List each line of the data that holds the string "lines".

··· Information provided

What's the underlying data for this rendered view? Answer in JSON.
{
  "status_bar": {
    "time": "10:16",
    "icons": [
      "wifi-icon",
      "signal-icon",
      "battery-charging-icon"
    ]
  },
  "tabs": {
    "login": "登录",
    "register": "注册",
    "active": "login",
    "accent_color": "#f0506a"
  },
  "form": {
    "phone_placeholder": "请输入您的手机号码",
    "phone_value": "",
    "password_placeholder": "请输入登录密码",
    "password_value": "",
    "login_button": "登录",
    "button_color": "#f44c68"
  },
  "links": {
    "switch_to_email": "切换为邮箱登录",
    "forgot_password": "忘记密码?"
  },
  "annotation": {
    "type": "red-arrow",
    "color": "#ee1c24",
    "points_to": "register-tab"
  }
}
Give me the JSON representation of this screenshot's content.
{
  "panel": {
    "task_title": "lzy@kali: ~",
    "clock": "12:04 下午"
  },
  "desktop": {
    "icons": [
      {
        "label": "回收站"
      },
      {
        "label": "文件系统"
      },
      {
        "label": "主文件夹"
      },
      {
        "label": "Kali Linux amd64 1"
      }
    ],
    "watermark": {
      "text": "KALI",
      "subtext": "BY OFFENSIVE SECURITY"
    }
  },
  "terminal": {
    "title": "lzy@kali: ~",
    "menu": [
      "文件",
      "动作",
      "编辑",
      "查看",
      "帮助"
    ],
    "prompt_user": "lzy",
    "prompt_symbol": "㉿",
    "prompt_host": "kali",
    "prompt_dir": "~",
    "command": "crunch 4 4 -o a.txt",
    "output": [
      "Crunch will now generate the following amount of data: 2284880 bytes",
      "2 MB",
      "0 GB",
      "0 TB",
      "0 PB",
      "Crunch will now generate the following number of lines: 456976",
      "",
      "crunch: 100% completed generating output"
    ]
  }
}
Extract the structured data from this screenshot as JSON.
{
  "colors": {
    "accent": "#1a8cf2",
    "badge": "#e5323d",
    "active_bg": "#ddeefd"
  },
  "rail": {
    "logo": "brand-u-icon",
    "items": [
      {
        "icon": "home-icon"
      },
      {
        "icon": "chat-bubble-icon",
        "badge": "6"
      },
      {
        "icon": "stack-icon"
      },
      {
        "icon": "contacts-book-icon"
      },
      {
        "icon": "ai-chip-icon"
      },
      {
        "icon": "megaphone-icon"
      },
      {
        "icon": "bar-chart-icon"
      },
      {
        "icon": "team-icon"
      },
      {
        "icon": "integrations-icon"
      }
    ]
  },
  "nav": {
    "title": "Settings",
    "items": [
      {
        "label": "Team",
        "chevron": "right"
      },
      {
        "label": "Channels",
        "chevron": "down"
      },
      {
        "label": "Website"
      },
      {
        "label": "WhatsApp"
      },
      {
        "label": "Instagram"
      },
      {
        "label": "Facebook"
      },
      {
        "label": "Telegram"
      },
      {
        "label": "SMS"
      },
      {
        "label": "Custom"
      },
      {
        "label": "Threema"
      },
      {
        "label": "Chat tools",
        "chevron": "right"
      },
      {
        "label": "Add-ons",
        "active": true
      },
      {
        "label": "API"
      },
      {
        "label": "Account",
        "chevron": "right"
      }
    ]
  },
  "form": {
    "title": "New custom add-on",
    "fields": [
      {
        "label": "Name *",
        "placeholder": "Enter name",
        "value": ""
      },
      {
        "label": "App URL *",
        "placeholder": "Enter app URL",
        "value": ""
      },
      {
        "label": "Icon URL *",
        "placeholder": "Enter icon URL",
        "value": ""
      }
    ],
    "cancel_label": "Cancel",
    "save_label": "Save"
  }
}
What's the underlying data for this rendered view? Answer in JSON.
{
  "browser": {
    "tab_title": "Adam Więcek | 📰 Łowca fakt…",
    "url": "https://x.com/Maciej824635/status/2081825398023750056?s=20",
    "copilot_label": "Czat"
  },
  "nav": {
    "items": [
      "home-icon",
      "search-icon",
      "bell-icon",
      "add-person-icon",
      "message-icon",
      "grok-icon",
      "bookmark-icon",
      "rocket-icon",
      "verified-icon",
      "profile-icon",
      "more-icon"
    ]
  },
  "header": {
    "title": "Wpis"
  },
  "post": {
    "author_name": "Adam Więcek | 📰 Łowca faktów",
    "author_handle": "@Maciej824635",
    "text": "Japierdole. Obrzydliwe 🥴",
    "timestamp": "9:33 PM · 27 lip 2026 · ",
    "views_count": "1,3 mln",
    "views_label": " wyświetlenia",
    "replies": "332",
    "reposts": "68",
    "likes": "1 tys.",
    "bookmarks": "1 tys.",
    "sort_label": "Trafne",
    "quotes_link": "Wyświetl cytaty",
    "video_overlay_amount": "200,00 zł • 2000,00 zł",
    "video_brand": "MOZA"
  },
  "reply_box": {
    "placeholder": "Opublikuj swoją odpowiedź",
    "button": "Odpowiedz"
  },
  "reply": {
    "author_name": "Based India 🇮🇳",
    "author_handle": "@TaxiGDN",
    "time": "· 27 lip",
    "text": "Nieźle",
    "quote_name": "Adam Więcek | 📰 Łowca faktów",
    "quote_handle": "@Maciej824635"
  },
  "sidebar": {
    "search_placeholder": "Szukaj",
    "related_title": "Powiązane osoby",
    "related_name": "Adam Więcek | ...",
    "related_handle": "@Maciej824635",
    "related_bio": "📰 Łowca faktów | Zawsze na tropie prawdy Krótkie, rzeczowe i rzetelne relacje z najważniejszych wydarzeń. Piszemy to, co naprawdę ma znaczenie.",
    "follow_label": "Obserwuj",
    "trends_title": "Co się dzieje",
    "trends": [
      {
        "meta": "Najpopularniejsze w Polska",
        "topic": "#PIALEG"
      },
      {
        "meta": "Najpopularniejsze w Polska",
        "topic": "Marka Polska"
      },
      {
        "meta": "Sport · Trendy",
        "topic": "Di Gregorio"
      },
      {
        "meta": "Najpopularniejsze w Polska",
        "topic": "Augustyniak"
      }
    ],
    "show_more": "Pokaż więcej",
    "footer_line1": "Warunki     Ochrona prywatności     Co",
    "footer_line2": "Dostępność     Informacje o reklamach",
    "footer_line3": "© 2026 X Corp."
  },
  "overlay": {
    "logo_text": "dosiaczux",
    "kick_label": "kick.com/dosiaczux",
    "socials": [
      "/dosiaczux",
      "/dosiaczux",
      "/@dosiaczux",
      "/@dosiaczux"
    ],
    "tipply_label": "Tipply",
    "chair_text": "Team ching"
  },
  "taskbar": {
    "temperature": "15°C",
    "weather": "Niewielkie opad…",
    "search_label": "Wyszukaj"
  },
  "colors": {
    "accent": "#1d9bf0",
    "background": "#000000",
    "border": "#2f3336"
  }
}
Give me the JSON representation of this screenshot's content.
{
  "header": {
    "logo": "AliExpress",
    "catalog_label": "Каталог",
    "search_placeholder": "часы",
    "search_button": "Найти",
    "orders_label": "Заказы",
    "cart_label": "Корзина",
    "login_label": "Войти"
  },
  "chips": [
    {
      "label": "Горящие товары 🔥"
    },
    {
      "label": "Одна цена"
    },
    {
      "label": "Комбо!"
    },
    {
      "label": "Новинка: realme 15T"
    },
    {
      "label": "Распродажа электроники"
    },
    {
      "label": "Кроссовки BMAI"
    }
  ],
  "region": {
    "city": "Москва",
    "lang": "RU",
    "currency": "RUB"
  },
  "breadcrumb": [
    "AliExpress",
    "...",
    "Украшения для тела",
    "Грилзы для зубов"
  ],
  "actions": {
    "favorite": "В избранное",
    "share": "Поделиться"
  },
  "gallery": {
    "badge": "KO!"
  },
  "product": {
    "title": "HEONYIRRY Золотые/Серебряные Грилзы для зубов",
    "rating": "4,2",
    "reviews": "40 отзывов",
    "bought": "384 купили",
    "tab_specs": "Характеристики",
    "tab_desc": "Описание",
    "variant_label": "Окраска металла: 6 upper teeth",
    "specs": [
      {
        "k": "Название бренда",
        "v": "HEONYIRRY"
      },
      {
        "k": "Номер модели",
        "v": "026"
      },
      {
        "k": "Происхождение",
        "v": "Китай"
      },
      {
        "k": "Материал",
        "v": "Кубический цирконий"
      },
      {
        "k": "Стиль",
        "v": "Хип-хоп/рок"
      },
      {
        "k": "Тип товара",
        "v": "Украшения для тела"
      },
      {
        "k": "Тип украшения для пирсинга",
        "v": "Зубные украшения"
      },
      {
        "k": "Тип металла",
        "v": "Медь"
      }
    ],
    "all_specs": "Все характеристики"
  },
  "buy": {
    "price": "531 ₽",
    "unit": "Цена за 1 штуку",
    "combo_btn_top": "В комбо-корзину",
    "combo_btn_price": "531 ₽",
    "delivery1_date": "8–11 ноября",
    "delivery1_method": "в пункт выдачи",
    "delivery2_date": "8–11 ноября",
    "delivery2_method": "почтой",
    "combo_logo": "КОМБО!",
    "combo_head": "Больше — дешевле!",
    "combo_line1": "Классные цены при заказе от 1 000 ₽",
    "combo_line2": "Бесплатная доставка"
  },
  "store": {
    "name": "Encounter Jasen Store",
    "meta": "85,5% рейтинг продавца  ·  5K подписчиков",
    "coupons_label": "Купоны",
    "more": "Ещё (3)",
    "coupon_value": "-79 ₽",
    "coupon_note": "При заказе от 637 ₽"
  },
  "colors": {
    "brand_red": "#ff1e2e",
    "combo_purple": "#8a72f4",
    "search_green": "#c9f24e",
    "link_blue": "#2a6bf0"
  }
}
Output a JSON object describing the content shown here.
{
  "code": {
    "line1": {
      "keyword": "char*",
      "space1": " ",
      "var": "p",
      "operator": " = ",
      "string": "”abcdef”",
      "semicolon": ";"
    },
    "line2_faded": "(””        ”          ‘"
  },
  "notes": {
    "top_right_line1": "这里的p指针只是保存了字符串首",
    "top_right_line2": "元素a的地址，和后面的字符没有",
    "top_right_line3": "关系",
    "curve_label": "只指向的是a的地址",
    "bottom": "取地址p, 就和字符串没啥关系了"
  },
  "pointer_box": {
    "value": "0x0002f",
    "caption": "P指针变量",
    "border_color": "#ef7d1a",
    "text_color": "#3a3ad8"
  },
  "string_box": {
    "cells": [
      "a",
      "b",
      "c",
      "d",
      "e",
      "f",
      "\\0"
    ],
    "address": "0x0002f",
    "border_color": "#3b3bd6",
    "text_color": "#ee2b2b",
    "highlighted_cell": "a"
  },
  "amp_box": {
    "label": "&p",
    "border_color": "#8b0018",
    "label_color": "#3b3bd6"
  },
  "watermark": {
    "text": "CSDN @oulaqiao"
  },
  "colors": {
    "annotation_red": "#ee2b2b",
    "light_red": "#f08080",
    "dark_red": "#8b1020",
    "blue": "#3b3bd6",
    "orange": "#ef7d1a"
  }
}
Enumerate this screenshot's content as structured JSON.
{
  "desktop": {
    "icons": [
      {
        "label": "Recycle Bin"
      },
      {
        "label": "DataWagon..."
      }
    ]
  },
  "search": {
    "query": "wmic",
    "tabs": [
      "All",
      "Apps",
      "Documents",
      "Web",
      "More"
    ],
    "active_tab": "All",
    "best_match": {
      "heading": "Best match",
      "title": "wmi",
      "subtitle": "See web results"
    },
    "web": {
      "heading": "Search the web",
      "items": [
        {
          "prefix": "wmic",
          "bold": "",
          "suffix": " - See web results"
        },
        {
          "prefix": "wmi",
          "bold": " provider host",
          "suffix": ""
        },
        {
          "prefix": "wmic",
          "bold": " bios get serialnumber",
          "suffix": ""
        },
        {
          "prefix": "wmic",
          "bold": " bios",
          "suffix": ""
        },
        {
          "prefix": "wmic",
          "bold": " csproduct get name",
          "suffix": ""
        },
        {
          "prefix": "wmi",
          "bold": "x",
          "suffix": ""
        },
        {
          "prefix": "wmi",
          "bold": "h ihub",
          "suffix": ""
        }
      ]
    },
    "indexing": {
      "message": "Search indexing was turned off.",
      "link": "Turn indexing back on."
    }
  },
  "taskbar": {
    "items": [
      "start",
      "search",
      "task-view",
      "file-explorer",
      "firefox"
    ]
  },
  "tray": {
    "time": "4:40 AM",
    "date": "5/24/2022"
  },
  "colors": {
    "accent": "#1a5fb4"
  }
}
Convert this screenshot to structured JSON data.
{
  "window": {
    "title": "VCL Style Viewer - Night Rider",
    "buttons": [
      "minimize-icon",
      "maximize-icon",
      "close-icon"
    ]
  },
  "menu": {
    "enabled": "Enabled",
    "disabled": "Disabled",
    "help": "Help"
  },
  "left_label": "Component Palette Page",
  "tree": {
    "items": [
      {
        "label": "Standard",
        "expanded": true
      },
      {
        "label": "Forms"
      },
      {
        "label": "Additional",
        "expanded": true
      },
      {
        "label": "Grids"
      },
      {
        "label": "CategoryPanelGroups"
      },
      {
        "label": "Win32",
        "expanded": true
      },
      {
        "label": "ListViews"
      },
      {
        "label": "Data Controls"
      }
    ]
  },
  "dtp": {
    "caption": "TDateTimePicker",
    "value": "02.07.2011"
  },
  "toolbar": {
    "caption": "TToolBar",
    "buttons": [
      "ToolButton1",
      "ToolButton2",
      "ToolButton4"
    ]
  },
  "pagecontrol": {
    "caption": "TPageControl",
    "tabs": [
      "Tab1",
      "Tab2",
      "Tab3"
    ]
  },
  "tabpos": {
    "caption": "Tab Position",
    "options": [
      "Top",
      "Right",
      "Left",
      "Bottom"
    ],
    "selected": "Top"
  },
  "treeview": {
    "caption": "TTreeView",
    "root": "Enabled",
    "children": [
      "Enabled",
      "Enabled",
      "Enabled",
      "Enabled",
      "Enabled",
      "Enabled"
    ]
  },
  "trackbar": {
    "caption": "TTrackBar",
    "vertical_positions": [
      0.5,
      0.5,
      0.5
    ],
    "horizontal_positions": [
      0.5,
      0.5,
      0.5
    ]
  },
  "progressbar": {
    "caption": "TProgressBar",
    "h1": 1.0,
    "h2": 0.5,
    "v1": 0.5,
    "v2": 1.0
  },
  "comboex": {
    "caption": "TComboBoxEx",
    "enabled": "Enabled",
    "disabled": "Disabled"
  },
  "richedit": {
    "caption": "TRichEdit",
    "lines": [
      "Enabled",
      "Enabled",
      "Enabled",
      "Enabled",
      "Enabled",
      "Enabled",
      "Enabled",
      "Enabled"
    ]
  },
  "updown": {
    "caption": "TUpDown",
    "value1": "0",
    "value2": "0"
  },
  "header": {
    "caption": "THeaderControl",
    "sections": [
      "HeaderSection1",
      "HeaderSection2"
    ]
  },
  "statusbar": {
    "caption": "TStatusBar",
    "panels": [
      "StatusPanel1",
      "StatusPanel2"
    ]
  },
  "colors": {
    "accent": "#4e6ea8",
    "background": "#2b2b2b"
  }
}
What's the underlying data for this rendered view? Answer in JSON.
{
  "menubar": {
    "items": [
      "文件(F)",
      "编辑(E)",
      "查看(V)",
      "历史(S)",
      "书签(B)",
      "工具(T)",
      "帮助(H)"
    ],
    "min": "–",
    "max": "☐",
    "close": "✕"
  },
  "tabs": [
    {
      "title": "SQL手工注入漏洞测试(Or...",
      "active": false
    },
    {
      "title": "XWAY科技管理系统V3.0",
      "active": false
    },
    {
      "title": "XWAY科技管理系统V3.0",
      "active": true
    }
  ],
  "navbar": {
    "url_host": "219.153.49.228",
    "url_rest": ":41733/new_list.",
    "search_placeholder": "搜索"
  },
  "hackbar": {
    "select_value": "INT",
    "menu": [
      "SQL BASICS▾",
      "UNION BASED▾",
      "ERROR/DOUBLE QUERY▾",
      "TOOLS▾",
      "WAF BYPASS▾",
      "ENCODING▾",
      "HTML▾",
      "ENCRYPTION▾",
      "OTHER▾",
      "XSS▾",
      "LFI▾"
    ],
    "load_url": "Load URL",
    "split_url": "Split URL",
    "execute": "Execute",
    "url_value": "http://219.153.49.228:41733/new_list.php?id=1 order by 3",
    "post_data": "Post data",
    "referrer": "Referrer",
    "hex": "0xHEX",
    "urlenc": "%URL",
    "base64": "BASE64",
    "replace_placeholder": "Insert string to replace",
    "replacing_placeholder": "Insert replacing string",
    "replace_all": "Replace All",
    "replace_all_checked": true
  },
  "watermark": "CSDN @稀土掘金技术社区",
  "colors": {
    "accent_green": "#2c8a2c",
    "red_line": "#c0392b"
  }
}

······

◆ Exercise result:
      "Crunch will now generate the following number of lines: 456976",
    "lines": [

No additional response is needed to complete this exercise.